* [Required task] Identify, in the records below, every line where the string "name" appears, and copy each such line.

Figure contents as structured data
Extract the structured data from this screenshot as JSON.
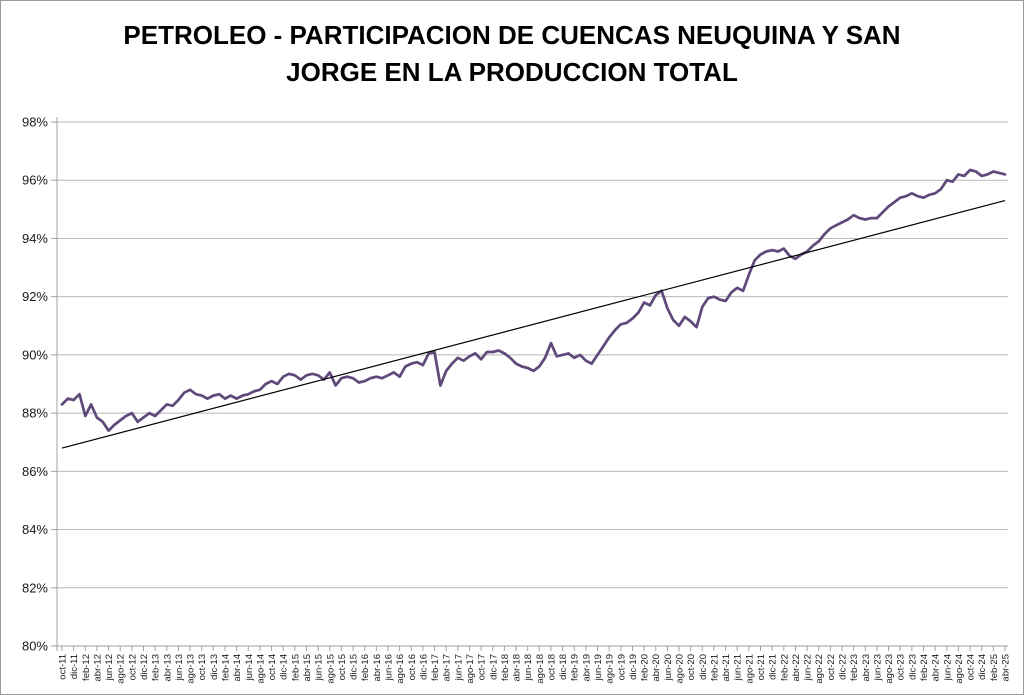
{
  "chart_data": {
    "type": "line",
    "title_lines": [
      "PETROLEO - PARTICIPACION DE CUENCAS NEUQUINA Y SAN",
      "JORGE EN LA PRODUCCION TOTAL"
    ],
    "xlabel": "",
    "ylabel": "",
    "ylim": [
      80,
      98
    ],
    "y_tick_step": 2,
    "y_tick_labels": [
      "80%",
      "82%",
      "84%",
      "86%",
      "88%",
      "90%",
      "92%",
      "94%",
      "96%",
      "98%"
    ],
    "grid": true,
    "legend_position": "none",
    "x_label_every_n_points": 2,
    "x_tick_labels": [
      "oct-11",
      "dic-11",
      "feb-12",
      "abr-12",
      "jun-12",
      "ago-12",
      "oct-12",
      "dic-12",
      "feb-13",
      "abr-13",
      "jun-13",
      "ago-13",
      "oct-13",
      "dic-13",
      "feb-14",
      "abr-14",
      "jun-14",
      "ago-14",
      "oct-14",
      "dic-14",
      "feb-15",
      "abr-15",
      "jun-15",
      "ago-15",
      "oct-15",
      "dic-15",
      "feb-16",
      "abr-16",
      "jun-16",
      "ago-16",
      "oct-16",
      "dic-16",
      "feb-17",
      "abr-17",
      "jun-17",
      "ago-17",
      "oct-17",
      "dic-17",
      "feb-18",
      "abr-18",
      "jun-18",
      "ago-18",
      "oct-18",
      "dic-18",
      "feb-19",
      "abr-19",
      "jun-19",
      "ago-19",
      "oct-19",
      "dic-19",
      "feb-20",
      "abr-20",
      "jun-20",
      "ago-20",
      "oct-20",
      "dic-20",
      "feb-21",
      "abr-21",
      "jun-21",
      "ago-21",
      "oct-21",
      "dic-21",
      "feb-22",
      "abr-22",
      "jun-22",
      "ago-22",
      "oct-22",
      "dic-22",
      "feb-23",
      "abr-23",
      "jun-23",
      "ago-23",
      "oct-23",
      "dic-23",
      "feb-24",
      "abr-24",
      "jun-24",
      "ago-24",
      "oct-24",
      "dic-24",
      "feb-25",
      "abr-25"
    ],
    "series": [
      {
        "name": "participacion-cuencas",
        "color": "#604A7B",
        "period": "monthly, oct-2011 to abr-2025",
        "values": [
          88.3,
          88.5,
          88.45,
          88.65,
          87.9,
          88.3,
          87.85,
          87.7,
          87.4,
          87.6,
          87.75,
          87.9,
          88.0,
          87.7,
          87.85,
          88.0,
          87.9,
          88.1,
          88.3,
          88.25,
          88.45,
          88.7,
          88.8,
          88.65,
          88.6,
          88.5,
          88.6,
          88.65,
          88.5,
          88.6,
          88.5,
          88.6,
          88.65,
          88.75,
          88.8,
          89.0,
          89.1,
          89.0,
          89.25,
          89.35,
          89.3,
          89.15,
          89.3,
          89.35,
          89.3,
          89.15,
          89.4,
          88.95,
          89.2,
          89.25,
          89.2,
          89.05,
          89.1,
          89.2,
          89.25,
          89.2,
          89.3,
          89.4,
          89.25,
          89.6,
          89.7,
          89.75,
          89.65,
          90.05,
          90.1,
          88.95,
          89.45,
          89.7,
          89.9,
          89.8,
          89.95,
          90.05,
          89.85,
          90.1,
          90.1,
          90.15,
          90.05,
          89.9,
          89.7,
          89.6,
          89.55,
          89.45,
          89.6,
          89.9,
          90.4,
          89.95,
          90.0,
          90.05,
          89.9,
          90.0,
          89.8,
          89.7,
          90.0,
          90.3,
          90.6,
          90.85,
          91.05,
          91.1,
          91.25,
          91.45,
          91.8,
          91.7,
          92.05,
          92.2,
          91.6,
          91.2,
          91.0,
          91.3,
          91.15,
          90.95,
          91.65,
          91.95,
          92.0,
          91.9,
          91.85,
          92.15,
          92.3,
          92.2,
          92.75,
          93.25,
          93.45,
          93.55,
          93.6,
          93.55,
          93.65,
          93.4,
          93.3,
          93.45,
          93.55,
          93.75,
          93.9,
          94.15,
          94.35,
          94.45,
          94.55,
          94.65,
          94.8,
          94.7,
          94.65,
          94.7,
          94.7,
          94.9,
          95.1,
          95.25,
          95.4,
          95.45,
          95.55,
          95.45,
          95.4,
          95.5,
          95.55,
          95.7,
          96.0,
          95.95,
          96.2,
          96.15,
          96.35,
          96.3,
          96.15,
          96.2,
          96.3,
          96.25,
          96.2
        ]
      },
      {
        "name": "tendencia-lineal",
        "color": "#000000",
        "trend_start": 86.8,
        "trend_end": 95.3
      }
    ],
    "colors": {
      "series_line": "#604A7B",
      "trend_line": "#000000",
      "gridline": "#b9b9b9",
      "axis": "#a3a3a3",
      "tick_label": "#1a1a1a",
      "title": "#000000",
      "background": "#ffffff"
    }
  }
}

* [Task answer]
        "name": "participacion-cuencas",
        "name": "tendencia-lineal",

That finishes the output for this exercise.